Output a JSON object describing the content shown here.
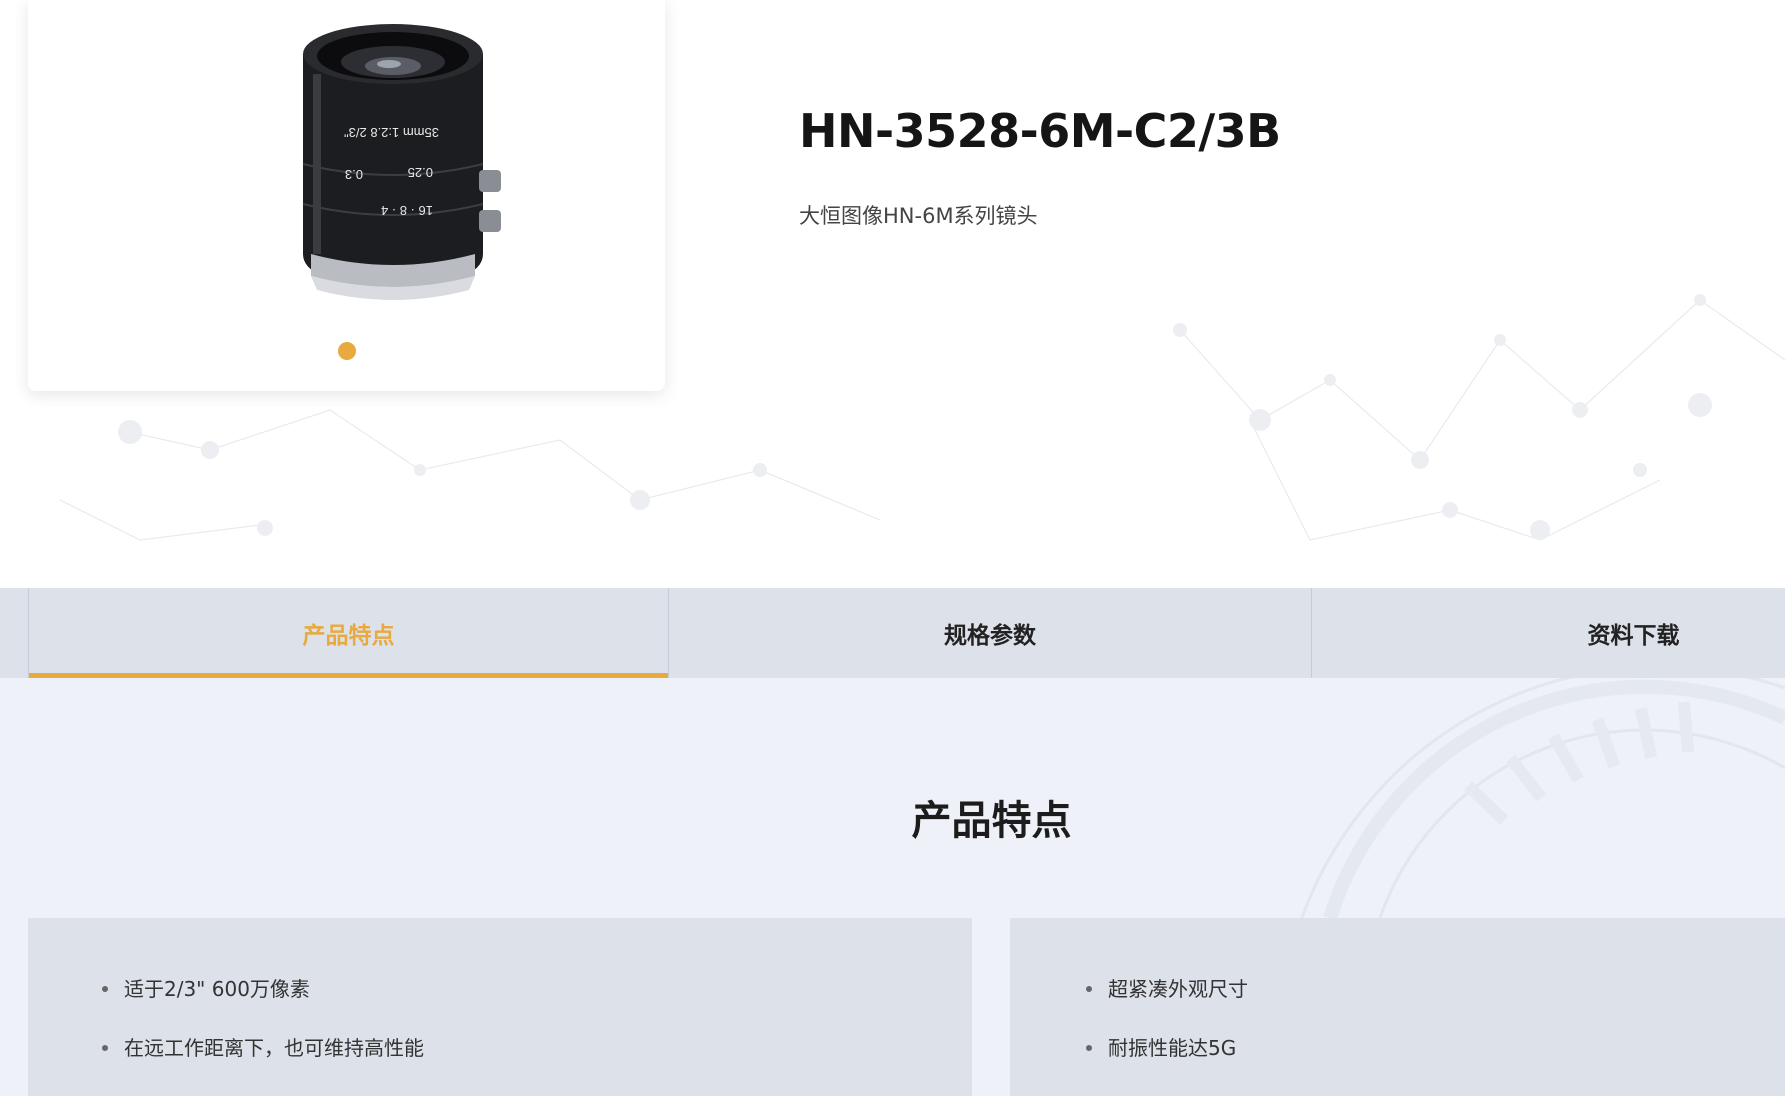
{
  "product": {
    "title": "HN-3528-6M-C2/3B",
    "subtitle": "大恒图像HN-6M系列镜头",
    "image_icon": "camera-lens-image",
    "lens_markings": {
      "focal": "35mm 1:2.8 2/3\"",
      "distances": [
        "0.25",
        "0.3"
      ],
      "apertures": [
        "16",
        "8",
        "4"
      ]
    },
    "carousel": {
      "count": 1,
      "active": 0
    }
  },
  "tabs": [
    {
      "label": "产品特点",
      "active": true
    },
    {
      "label": "规格参数",
      "active": false
    },
    {
      "label": "资料下载",
      "active": false
    }
  ],
  "features": {
    "heading": "产品特点",
    "left": [
      "适于2/3\" 600万像素",
      "在远工作距离下，也可维持高性能"
    ],
    "right": [
      "超紧凑外观尺寸",
      "耐振性能达5G"
    ]
  },
  "colors": {
    "accent": "#e8a93e",
    "tab_bg": "#dce1ea",
    "section_bg": "#eef1f7",
    "top_line": "#3d4a5c"
  }
}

::::

- _GOAL_:
Copy the data character for character, but drop all pictures from the copy.

- _SOLUTION BELOW_:
Output a JSON object describing the content shown here.
{
  "product": {
    "title": "HN-3528-6M-C2/3B",
    "subtitle": "大恒图像HN-6M系列镜头",
    "image_icon": "camera-lens-image",
    "lens_markings": {
      "focal": "35mm 1:2.8 2/3\"",
      "distances": [
        "0.25",
        "0.3"
      ],
      "apertures": [
        "16",
        "8",
        "4"
      ]
    },
    "carousel": {
      "count": 1,
      "active": 0
    }
  },
  "tabs": [
    {
      "label": "产品特点",
      "active": true
    },
    {
      "label": "规格参数",
      "active": false
    },
    {
      "label": "资料下载",
      "active": false
    }
  ],
  "features": {
    "heading": "产品特点",
    "left": [
      "适于2/3\" 600万像素",
      "在远工作距离下，也可维持高性能"
    ],
    "right": [
      "超紧凑外观尺寸",
      "耐振性能达5G"
    ]
  },
  "colors": {
    "accent": "#e8a93e",
    "tab_bg": "#dce1ea",
    "section_bg": "#eef1f7",
    "top_line": "#3d4a5c"
  }
}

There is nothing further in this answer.